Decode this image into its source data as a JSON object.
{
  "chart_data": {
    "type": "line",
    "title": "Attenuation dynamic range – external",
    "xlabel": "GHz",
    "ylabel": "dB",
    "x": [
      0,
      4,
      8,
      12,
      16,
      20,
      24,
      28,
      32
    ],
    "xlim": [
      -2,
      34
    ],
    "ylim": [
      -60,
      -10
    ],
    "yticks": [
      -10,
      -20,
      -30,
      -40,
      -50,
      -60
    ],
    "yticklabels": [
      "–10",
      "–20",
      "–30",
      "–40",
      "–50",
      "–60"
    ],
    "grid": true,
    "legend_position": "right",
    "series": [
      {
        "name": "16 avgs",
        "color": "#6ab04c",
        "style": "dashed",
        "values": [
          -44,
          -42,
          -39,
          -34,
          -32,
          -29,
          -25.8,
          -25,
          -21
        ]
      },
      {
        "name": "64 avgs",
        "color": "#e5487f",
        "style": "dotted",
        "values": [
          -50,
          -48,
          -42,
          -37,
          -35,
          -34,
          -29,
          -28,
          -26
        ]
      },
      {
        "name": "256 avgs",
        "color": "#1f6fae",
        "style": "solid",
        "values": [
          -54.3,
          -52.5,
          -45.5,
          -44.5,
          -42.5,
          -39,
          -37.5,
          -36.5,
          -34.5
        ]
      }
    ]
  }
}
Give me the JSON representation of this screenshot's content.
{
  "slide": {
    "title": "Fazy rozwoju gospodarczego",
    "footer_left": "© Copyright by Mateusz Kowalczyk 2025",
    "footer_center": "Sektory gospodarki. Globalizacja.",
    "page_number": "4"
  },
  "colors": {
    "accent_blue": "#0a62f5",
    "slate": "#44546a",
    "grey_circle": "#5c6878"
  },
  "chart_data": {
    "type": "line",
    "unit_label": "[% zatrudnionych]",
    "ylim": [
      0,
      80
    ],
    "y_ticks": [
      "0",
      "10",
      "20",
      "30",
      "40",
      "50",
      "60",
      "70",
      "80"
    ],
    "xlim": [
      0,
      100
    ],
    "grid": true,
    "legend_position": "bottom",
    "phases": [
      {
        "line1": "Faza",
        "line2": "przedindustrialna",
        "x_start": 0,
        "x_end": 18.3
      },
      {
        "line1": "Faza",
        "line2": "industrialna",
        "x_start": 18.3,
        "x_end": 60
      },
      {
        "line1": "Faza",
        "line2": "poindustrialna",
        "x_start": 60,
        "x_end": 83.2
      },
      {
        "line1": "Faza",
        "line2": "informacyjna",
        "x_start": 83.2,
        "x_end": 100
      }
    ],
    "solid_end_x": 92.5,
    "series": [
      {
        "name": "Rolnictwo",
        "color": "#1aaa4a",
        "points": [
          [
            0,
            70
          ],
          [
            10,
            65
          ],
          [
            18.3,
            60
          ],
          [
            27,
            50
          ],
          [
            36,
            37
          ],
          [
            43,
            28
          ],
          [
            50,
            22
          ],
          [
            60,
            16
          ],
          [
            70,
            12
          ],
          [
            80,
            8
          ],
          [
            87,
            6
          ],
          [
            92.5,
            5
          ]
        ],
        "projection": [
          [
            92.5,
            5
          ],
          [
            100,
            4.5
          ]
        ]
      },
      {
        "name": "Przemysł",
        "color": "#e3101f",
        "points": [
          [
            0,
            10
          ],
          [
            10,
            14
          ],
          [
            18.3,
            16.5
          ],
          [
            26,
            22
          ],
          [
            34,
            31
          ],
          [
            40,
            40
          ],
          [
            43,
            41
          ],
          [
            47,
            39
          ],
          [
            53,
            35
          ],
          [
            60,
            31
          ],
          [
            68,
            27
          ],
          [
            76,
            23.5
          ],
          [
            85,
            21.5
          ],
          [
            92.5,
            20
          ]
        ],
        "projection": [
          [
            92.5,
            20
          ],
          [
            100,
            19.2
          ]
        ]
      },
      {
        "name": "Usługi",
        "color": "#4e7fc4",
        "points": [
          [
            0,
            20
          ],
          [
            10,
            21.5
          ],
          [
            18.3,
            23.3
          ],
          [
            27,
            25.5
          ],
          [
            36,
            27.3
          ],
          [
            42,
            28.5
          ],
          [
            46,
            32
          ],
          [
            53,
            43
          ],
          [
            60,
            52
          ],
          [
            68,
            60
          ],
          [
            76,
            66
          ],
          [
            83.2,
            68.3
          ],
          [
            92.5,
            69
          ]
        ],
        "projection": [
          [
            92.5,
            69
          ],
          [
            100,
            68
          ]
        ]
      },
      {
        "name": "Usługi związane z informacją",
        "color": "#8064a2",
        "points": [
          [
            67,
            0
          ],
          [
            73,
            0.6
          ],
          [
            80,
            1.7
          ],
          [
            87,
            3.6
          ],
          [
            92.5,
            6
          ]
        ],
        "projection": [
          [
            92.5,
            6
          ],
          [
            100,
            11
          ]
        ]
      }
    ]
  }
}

★ ★ ★ ★

● **WORK TO DO**
Above are the records; retype every one exactly.

● **RESULT OF THE EXERCISE**
Decode this image into its source data as a JSON object.
{
  "chart_data": {
    "type": "line",
    "title": "Attenuation dynamic range – external",
    "xlabel": "GHz",
    "ylabel": "dB",
    "x": [
      0,
      4,
      8,
      12,
      16,
      20,
      24,
      28,
      32
    ],
    "xlim": [
      -2,
      34
    ],
    "ylim": [
      -60,
      -10
    ],
    "yticks": [
      -10,
      -20,
      -30,
      -40,
      -50,
      -60
    ],
    "yticklabels": [
      "–10",
      "–20",
      "–30",
      "–40",
      "–50",
      "–60"
    ],
    "grid": true,
    "legend_position": "right",
    "series": [
      {
        "name": "16 avgs",
        "color": "#6ab04c",
        "style": "dashed",
        "values": [
          -44,
          -42,
          -39,
          -34,
          -32,
          -29,
          -25.8,
          -25,
          -21
        ]
      },
      {
        "name": "64 avgs",
        "color": "#e5487f",
        "style": "dotted",
        "values": [
          -50,
          -48,
          -42,
          -37,
          -35,
          -34,
          -29,
          -28,
          -26
        ]
      },
      {
        "name": "256 avgs",
        "color": "#1f6fae",
        "style": "solid",
        "values": [
          -54.3,
          -52.5,
          -45.5,
          -44.5,
          -42.5,
          -39,
          -37.5,
          -36.5,
          -34.5
        ]
      }
    ]
  }
}
Give me the JSON representation of this screenshot's content.
{
  "slide": {
    "title": "Fazy rozwoju gospodarczego",
    "footer_left": "© Copyright by Mateusz Kowalczyk 2025",
    "footer_center": "Sektory gospodarki. Globalizacja.",
    "page_number": "4"
  },
  "colors": {
    "accent_blue": "#0a62f5",
    "slate": "#44546a",
    "grey_circle": "#5c6878"
  },
  "chart_data": {
    "type": "line",
    "unit_label": "[% zatrudnionych]",
    "ylim": [
      0,
      80
    ],
    "y_ticks": [
      "0",
      "10",
      "20",
      "30",
      "40",
      "50",
      "60",
      "70",
      "80"
    ],
    "xlim": [
      0,
      100
    ],
    "grid": true,
    "legend_position": "bottom",
    "phases": [
      {
        "line1": "Faza",
        "line2": "przedindustrialna",
        "x_start": 0,
        "x_end": 18.3
      },
      {
        "line1": "Faza",
        "line2": "industrialna",
        "x_start": 18.3,
        "x_end": 60
      },
      {
        "line1": "Faza",
        "line2": "poindustrialna",
        "x_start": 60,
        "x_end": 83.2
      },
      {
        "line1": "Faza",
        "line2": "informacyjna",
        "x_start": 83.2,
        "x_end": 100
      }
    ],
    "solid_end_x": 92.5,
    "series": [
      {
        "name": "Rolnictwo",
        "color": "#1aaa4a",
        "points": [
          [
            0,
            70
          ],
          [
            10,
            65
          ],
          [
            18.3,
            60
          ],
          [
            27,
            50
          ],
          [
            36,
            37
          ],
          [
            43,
            28
          ],
          [
            50,
            22
          ],
          [
            60,
            16
          ],
          [
            70,
            12
          ],
          [
            80,
            8
          ],
          [
            87,
            6
          ],
          [
            92.5,
            5
          ]
        ],
        "projection": [
          [
            92.5,
            5
          ],
          [
            100,
            4.5
          ]
        ]
      },
      {
        "name": "Przemysł",
        "color": "#e3101f",
        "points": [
          [
            0,
            10
          ],
          [
            10,
            14
          ],
          [
            18.3,
            16.5
          ],
          [
            26,
            22
          ],
          [
            34,
            31
          ],
          [
            40,
            40
          ],
          [
            43,
            41
          ],
          [
            47,
            39
          ],
          [
            53,
            35
          ],
          [
            60,
            31
          ],
          [
            68,
            27
          ],
          [
            76,
            23.5
          ],
          [
            85,
            21.5
          ],
          [
            92.5,
            20
          ]
        ],
        "projection": [
          [
            92.5,
            20
          ],
          [
            100,
            19.2
          ]
        ]
      },
      {
        "name": "Usługi",
        "color": "#4e7fc4",
        "points": [
          [
            0,
            20
          ],
          [
            10,
            21.5
          ],
          [
            18.3,
            23.3
          ],
          [
            27,
            25.5
          ],
          [
            36,
            27.3
          ],
          [
            42,
            28.5
          ],
          [
            46,
            32
          ],
          [
            53,
            43
          ],
          [
            60,
            52
          ],
          [
            68,
            60
          ],
          [
            76,
            66
          ],
          [
            83.2,
            68.3
          ],
          [
            92.5,
            69
          ]
        ],
        "projection": [
          [
            92.5,
            69
          ],
          [
            100,
            68
          ]
        ]
      },
      {
        "name": "Usługi związane z informacją",
        "color": "#8064a2",
        "points": [
          [
            67,
            0
          ],
          [
            73,
            0.6
          ],
          [
            80,
            1.7
          ],
          [
            87,
            3.6
          ],
          [
            92.5,
            6
          ]
        ],
        "projection": [
          [
            92.5,
            6
          ],
          [
            100,
            11
          ]
        ]
      }
    ]
  }
}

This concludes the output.